The entries below should be given again exactly, minus their pictures.

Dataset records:
—————

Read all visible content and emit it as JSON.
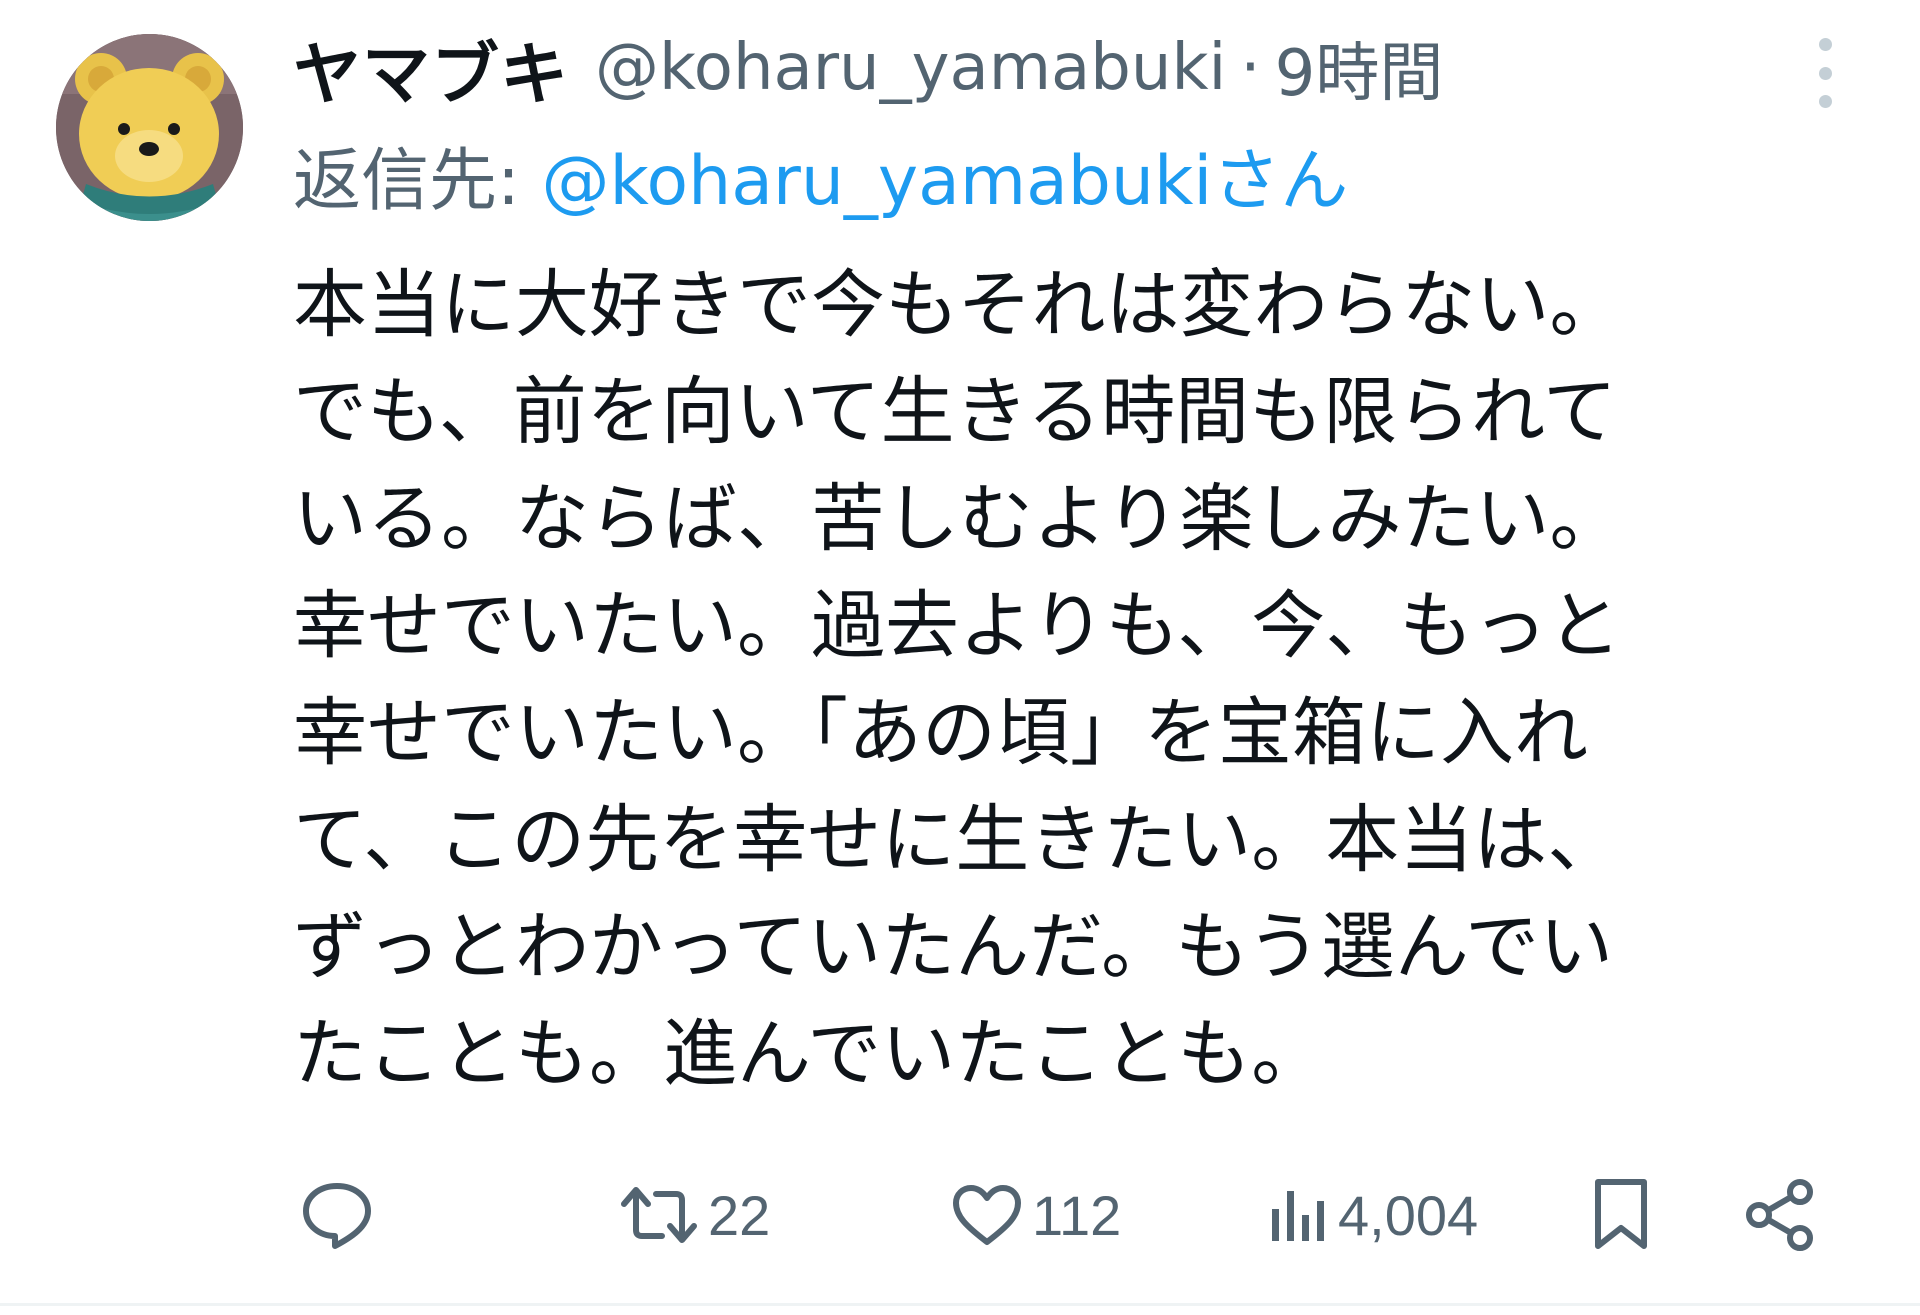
{
  "author": {
    "display_name": "ヤマブキ",
    "handle": "@koharu_yamabuki",
    "separator": "·",
    "time": "9時間"
  },
  "reply": {
    "prefix": "返信先: ",
    "target": "@koharu_yamabuki",
    "suffix": "さん"
  },
  "body_lines": [
    "本当に大好きで今もそれは変わらない。",
    "でも、前を向いて生きる時間も限られて",
    "いる。ならば、苦しむより楽しみたい。",
    "幸せでいたい。過去よりも、今、もっと",
    "幸せでいたい。「あの頃」を宝箱に入れ",
    "て、この先を幸せに生きたい。本当は、",
    "ずっとわかっていたんだ。もう選んでい",
    "たことも。進んでいたことも。"
  ],
  "actions": {
    "reply_icon": "reply-icon",
    "retweet_count": "22",
    "like_count": "112",
    "views_count": "4,004",
    "bookmark_icon": "bookmark-icon",
    "share_icon": "share-icon"
  },
  "colors": {
    "text": "#0f1419",
    "secondary": "#536471",
    "link": "#1d9bf0",
    "divider": "#eff3f4"
  }
}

—————

:: EXERCISE ANSWER ::
Read all visible content and emit it as JSON.
{
  "author": {
    "display_name": "ヤマブキ",
    "handle": "@koharu_yamabuki",
    "separator": "·",
    "time": "9時間"
  },
  "reply": {
    "prefix": "返信先: ",
    "target": "@koharu_yamabuki",
    "suffix": "さん"
  },
  "body_lines": [
    "本当に大好きで今もそれは変わらない。",
    "でも、前を向いて生きる時間も限られて",
    "いる。ならば、苦しむより楽しみたい。",
    "幸せでいたい。過去よりも、今、もっと",
    "幸せでいたい。「あの頃」を宝箱に入れ",
    "て、この先を幸せに生きたい。本当は、",
    "ずっとわかっていたんだ。もう選んでい",
    "たことも。進んでいたことも。"
  ],
  "actions": {
    "reply_icon": "reply-icon",
    "retweet_count": "22",
    "like_count": "112",
    "views_count": "4,004",
    "bookmark_icon": "bookmark-icon",
    "share_icon": "share-icon"
  },
  "colors": {
    "text": "#0f1419",
    "secondary": "#536471",
    "link": "#1d9bf0",
    "divider": "#eff3f4"
  }
}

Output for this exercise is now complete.